(A run of records)
◆ ◆ ◆ ◆

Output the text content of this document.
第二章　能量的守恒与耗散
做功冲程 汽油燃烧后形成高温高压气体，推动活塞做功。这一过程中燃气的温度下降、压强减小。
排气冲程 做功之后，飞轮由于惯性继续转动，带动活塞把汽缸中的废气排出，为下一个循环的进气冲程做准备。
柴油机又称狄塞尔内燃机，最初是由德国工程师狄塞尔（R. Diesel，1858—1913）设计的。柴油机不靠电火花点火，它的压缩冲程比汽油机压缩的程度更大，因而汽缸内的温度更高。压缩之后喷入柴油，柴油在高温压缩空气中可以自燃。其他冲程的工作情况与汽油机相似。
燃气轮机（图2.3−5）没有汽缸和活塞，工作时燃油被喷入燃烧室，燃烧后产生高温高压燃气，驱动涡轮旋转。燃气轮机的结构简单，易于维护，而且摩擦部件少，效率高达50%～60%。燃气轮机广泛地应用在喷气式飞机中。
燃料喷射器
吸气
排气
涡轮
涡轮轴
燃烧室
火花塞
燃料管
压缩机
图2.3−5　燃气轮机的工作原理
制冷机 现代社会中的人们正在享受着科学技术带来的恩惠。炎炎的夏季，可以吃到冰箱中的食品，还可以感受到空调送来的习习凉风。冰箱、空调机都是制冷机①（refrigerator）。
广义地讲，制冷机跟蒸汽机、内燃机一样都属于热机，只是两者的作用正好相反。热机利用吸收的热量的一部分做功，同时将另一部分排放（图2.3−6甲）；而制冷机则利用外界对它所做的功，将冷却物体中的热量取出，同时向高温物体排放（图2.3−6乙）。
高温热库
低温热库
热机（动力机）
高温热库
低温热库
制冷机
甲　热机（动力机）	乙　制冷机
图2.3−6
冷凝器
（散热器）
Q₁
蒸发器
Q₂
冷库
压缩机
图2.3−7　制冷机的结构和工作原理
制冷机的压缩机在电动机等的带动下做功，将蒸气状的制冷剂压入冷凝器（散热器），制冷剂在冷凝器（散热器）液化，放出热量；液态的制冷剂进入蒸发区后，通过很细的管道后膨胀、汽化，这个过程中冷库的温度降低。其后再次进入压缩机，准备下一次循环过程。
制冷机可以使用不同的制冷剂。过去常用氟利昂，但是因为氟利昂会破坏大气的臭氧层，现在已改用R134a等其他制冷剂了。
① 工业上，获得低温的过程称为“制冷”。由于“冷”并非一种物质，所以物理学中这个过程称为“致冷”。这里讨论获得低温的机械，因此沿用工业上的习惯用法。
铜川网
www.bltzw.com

◆ ◆ ◆ ◆

Repeat each of the entries above precisely as given.

## Solution
Output the text content of this document.
第二章　能量的守恒与耗散
做功冲程 汽油燃烧后形成高温高压气体，推动活塞做功。这一过程中燃气的温度下降、压强减小。
排气冲程 做功之后，飞轮由于惯性继续转动，带动活塞把汽缸中的废气排出，为下一个循环的进气冲程做准备。
柴油机又称狄塞尔内燃机，最初是由德国工程师狄塞尔（R. Diesel，1858—1913）设计的。柴油机不靠电火花点火，它的压缩冲程比汽油机压缩的程度更大，因而汽缸内的温度更高。压缩之后喷入柴油，柴油在高温压缩空气中可以自燃。其他冲程的工作情况与汽油机相似。
燃气轮机（图2.3−5）没有汽缸和活塞，工作时燃油被喷入燃烧室，燃烧后产生高温高压燃气，驱动涡轮旋转。燃气轮机的结构简单，易于维护，而且摩擦部件少，效率高达50%～60%。燃气轮机广泛地应用在喷气式飞机中。
燃料喷射器
吸气
排气
涡轮
涡轮轴
燃烧室
火花塞
燃料管
压缩机
图2.3−5　燃气轮机的工作原理
制冷机 现代社会中的人们正在享受着科学技术带来的恩惠。炎炎的夏季，可以吃到冰箱中的食品，还可以感受到空调送来的习习凉风。冰箱、空调机都是制冷机①（refrigerator）。
广义地讲，制冷机跟蒸汽机、内燃机一样都属于热机，只是两者的作用正好相反。热机利用吸收的热量的一部分做功，同时将另一部分排放（图2.3−6甲）；而制冷机则利用外界对它所做的功，将冷却物体中的热量取出，同时向高温物体排放（图2.3−6乙）。
高温热库
低温热库
热机（动力机）
高温热库
低温热库
制冷机
甲　热机（动力机）	乙　制冷机
图2.3−6
冷凝器
（散热器）
Q₁
蒸发器
Q₂
冷库
压缩机
图2.3−7　制冷机的结构和工作原理
制冷机的压缩机在电动机等的带动下做功，将蒸气状的制冷剂压入冷凝器（散热器），制冷剂在冷凝器（散热器）液化，放出热量；液态的制冷剂进入蒸发区后，通过很细的管道后膨胀、汽化，这个过程中冷库的温度降低。其后再次进入压缩机，准备下一次循环过程。
制冷机可以使用不同的制冷剂。过去常用氟利昂，但是因为氟利昂会破坏大气的臭氧层，现在已改用R134a等其他制冷剂了。
① 工业上，获得低温的过程称为“制冷”。由于“冷”并非一种物质，所以物理学中这个过程称为“致冷”。这里讨论获得低温的机械，因此沿用工业上的习惯用法。
铜川网
www.bltzw.com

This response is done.